:: DATA ENTRIES ::
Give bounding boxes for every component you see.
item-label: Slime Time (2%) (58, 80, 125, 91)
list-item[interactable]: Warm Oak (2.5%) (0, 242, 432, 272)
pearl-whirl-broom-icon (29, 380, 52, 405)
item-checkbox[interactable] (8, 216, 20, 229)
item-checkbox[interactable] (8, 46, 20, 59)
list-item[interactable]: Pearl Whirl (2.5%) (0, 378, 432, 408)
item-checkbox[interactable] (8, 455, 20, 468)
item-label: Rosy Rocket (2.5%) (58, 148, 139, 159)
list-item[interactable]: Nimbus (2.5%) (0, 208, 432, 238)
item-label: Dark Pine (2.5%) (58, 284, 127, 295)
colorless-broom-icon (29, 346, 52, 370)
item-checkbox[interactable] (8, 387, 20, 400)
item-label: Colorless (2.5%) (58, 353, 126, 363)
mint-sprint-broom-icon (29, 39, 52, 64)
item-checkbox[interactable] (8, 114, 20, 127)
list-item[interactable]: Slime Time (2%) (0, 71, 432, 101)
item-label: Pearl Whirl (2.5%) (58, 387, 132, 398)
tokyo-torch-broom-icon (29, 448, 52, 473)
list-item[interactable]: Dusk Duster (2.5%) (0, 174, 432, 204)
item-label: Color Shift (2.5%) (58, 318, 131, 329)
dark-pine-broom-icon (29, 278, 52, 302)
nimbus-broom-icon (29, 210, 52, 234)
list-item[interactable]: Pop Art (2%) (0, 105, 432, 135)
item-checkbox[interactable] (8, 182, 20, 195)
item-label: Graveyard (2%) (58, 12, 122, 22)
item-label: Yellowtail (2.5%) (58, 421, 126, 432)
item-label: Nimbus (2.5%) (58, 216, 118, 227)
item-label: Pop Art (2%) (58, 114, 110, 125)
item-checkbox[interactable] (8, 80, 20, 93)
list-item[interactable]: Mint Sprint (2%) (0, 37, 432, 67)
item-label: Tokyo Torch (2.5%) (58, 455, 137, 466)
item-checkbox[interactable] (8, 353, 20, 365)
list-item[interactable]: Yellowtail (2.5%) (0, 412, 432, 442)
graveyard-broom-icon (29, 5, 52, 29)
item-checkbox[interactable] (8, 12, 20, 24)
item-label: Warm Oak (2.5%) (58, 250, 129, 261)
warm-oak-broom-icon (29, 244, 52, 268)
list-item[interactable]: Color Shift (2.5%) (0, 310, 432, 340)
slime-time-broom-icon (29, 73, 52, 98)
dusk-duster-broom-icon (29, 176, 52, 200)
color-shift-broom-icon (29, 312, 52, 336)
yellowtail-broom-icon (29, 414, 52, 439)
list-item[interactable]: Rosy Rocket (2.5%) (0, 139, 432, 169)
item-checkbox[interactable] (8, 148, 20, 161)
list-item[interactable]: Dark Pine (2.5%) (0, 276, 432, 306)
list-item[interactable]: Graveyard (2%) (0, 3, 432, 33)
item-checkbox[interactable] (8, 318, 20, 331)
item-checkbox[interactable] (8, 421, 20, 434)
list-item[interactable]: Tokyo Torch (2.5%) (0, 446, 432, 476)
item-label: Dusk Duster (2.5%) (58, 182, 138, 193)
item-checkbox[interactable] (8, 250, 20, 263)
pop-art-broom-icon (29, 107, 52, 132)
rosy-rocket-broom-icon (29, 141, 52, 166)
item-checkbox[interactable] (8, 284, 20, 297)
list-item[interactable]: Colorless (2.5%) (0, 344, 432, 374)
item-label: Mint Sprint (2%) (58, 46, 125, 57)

:: THE PROBLEM ::
Reproduce the lines above with every occurrence of "item-checkbox" replaced by "item-toggle". Leave everything else unchanged.

:: FINISHED TASK ::
Give bounding boxes for every component you see.
item-label: Slime Time (2%) (58, 80, 125, 91)
list-item[interactable]: Warm Oak (2.5%) (0, 242, 432, 272)
pearl-whirl-broom-icon (29, 380, 52, 405)
item-toggle[interactable] (8, 216, 20, 229)
item-toggle[interactable] (8, 46, 20, 59)
list-item[interactable]: Pearl Whirl (2.5%) (0, 378, 432, 408)
item-toggle[interactable] (8, 455, 20, 468)
item-label: Rosy Rocket (2.5%) (58, 148, 139, 159)
list-item[interactable]: Nimbus (2.5%) (0, 208, 432, 238)
item-label: Dark Pine (2.5%) (58, 284, 127, 295)
colorless-broom-icon (29, 346, 52, 370)
item-toggle[interactable] (8, 387, 20, 400)
item-label: Colorless (2.5%) (58, 353, 126, 363)
mint-sprint-broom-icon (29, 39, 52, 64)
item-toggle[interactable] (8, 114, 20, 127)
list-item[interactable]: Slime Time (2%) (0, 71, 432, 101)
item-label: Pearl Whirl (2.5%) (58, 387, 132, 398)
tokyo-torch-broom-icon (29, 448, 52, 473)
list-item[interactable]: Dusk Duster (2.5%) (0, 174, 432, 204)
item-label: Color Shift (2.5%) (58, 318, 131, 329)
dark-pine-broom-icon (29, 278, 52, 302)
nimbus-broom-icon (29, 210, 52, 234)
list-item[interactable]: Pop Art (2%) (0, 105, 432, 135)
item-toggle[interactable] (8, 182, 20, 195)
item-label: Graveyard (2%) (58, 12, 122, 22)
item-label: Yellowtail (2.5%) (58, 421, 126, 432)
item-label: Nimbus (2.5%) (58, 216, 118, 227)
item-label: Pop Art (2%) (58, 114, 110, 125)
item-toggle[interactable] (8, 80, 20, 93)
list-item[interactable]: Mint Sprint (2%) (0, 37, 432, 67)
item-label: Tokyo Torch (2.5%) (58, 455, 137, 466)
item-toggle[interactable] (8, 353, 20, 365)
list-item[interactable]: Yellowtail (2.5%) (0, 412, 432, 442)
graveyard-broom-icon (29, 5, 52, 29)
item-toggle[interactable] (8, 12, 20, 24)
item-label: Warm Oak (2.5%) (58, 250, 129, 261)
warm-oak-broom-icon (29, 244, 52, 268)
list-item[interactable]: Color Shift (2.5%) (0, 310, 432, 340)
slime-time-broom-icon (29, 73, 52, 98)
dusk-duster-broom-icon (29, 176, 52, 200)
color-shift-broom-icon (29, 312, 52, 336)
yellowtail-broom-icon (29, 414, 52, 439)
list-item[interactable]: Rosy Rocket (2.5%) (0, 139, 432, 169)
item-toggle[interactable] (8, 148, 20, 161)
list-item[interactable]: Dark Pine (2.5%) (0, 276, 432, 306)
list-item[interactable]: Graveyard (2%) (0, 3, 432, 33)
item-toggle[interactable] (8, 318, 20, 331)
item-toggle[interactable] (8, 421, 20, 434)
list-item[interactable]: Tokyo Torch (2.5%) (0, 446, 432, 476)
item-label: Dusk Duster (2.5%) (58, 182, 138, 193)
item-toggle[interactable] (8, 250, 20, 263)
pop-art-broom-icon (29, 107, 52, 132)
rosy-rocket-broom-icon (29, 141, 52, 166)
item-toggle[interactable] (8, 284, 20, 297)
list-item[interactable]: Colorless (2.5%) (0, 344, 432, 374)
item-label: Mint Sprint (2%) (58, 46, 125, 57)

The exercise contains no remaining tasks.